Task instructions:
Could you extract every entry below and reproduce it exactly?

-- -- --

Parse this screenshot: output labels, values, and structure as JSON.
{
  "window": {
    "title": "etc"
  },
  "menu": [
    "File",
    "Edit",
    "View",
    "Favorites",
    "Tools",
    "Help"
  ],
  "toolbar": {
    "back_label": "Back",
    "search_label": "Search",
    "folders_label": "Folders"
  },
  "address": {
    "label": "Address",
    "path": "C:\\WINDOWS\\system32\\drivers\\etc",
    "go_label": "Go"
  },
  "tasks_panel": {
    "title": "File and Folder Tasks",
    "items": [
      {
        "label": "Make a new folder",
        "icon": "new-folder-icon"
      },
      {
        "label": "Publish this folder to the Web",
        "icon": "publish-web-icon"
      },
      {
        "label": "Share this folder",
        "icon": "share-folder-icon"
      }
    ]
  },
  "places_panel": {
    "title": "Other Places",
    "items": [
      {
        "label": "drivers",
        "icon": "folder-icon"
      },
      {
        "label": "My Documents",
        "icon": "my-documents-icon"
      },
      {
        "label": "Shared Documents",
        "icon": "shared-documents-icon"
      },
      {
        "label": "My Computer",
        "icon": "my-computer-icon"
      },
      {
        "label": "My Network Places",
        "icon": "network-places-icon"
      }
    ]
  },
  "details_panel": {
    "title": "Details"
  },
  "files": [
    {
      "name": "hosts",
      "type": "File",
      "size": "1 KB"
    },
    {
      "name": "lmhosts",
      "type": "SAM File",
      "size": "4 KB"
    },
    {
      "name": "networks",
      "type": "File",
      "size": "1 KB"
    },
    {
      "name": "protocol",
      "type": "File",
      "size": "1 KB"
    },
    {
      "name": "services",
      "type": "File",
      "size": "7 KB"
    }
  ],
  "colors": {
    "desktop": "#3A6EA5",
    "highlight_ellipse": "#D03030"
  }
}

-- -- --

Exercise answer:
Parse this screenshot: output labels, values, and structure as JSON.
{
  "window": {
    "title": "etc"
  },
  "menu": [
    "File",
    "Edit",
    "View",
    "Favorites",
    "Tools",
    "Help"
  ],
  "toolbar": {
    "back_label": "Back",
    "search_label": "Search",
    "folders_label": "Folders"
  },
  "address": {
    "label": "Address",
    "path": "C:\\WINDOWS\\system32\\drivers\\etc",
    "go_label": "Go"
  },
  "tasks_panel": {
    "title": "File and Folder Tasks",
    "items": [
      {
        "label": "Make a new folder",
        "icon": "new-folder-icon"
      },
      {
        "label": "Publish this folder to the Web",
        "icon": "publish-web-icon"
      },
      {
        "label": "Share this folder",
        "icon": "share-folder-icon"
      }
    ]
  },
  "places_panel": {
    "title": "Other Places",
    "items": [
      {
        "label": "drivers",
        "icon": "folder-icon"
      },
      {
        "label": "My Documents",
        "icon": "my-documents-icon"
      },
      {
        "label": "Shared Documents",
        "icon": "shared-documents-icon"
      },
      {
        "label": "My Computer",
        "icon": "my-computer-icon"
      },
      {
        "label": "My Network Places",
        "icon": "network-places-icon"
      }
    ]
  },
  "details_panel": {
    "title": "Details"
  },
  "files": [
    {
      "name": "hosts",
      "type": "File",
      "size": "1 KB"
    },
    {
      "name": "lmhosts",
      "type": "SAM File",
      "size": "4 KB"
    },
    {
      "name": "networks",
      "type": "File",
      "size": "1 KB"
    },
    {
      "name": "protocol",
      "type": "File",
      "size": "1 KB"
    },
    {
      "name": "services",
      "type": "File",
      "size": "7 KB"
    }
  ],
  "colors": {
    "desktop": "#3A6EA5",
    "highlight_ellipse": "#D03030"
  }
}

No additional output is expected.